- EXERCISE DIRECTIONS -
Write out every line below that includes the word "selected".

◇ ◇ ◇

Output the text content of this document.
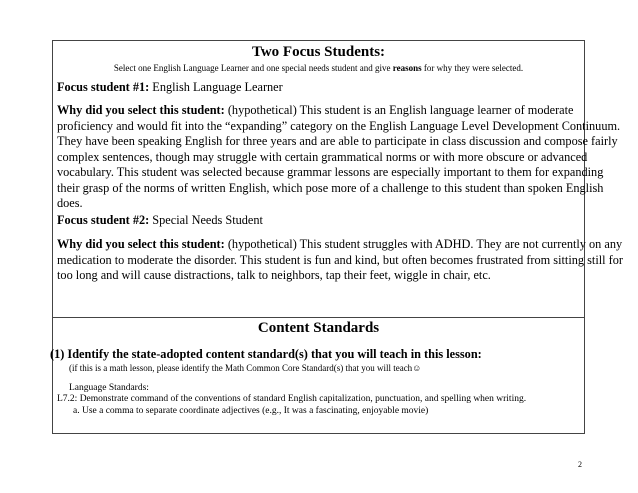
Two Focus Students:
Select one English Language Learner and one special needs student and give reasons for why they were selected.
Focus student #1: English Language Learner
Why did you select this student: (hypothetical) This student is an English language learner of moderate
proficiency and would fit into the “expanding” category on the English Language Level Development Continuum.
They have been speaking English for three years and are able to participate in class discussion and compose fairly
complex sentences, though may struggle with certain grammatical norms or with more obscure or advanced
vocabulary. This student was selected because grammar lessons are especially important to them for expanding
their grasp of the norms of written English, which pose more of a challenge to this student than spoken English
does.
Focus student #2: Special Needs Student
Why did you select this student: (hypothetical) This student struggles with ADHD. They are not currently on any
medication to moderate the disorder. This student is fun and kind, but often becomes frustrated from sitting still for
too long and will cause distractions, talk to neighbors, tap their feet, wiggle in chair, etc.
Content Standards
(1) Identify the state-adopted content standard(s) that you will teach in this lesson:
(if this is a math lesson, please identify the Math Common Core Standard(s) that you will teach☺
Language Standards:
L7.2: Demonstrate command of the conventions of standard English capitalization, punctuation, and spelling when writing.
a. Use a comma to separate coordinate adjectives (e.g., It was a fascinating, enjoyable movie)
2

◇ ◇ ◇

- ANSWER FOR THIS EXERCISE -
Select one English Language Learner and one special needs student and give reasons for why they were selected.
vocabulary. This student was selected because grammar lessons are especially important to them for expanding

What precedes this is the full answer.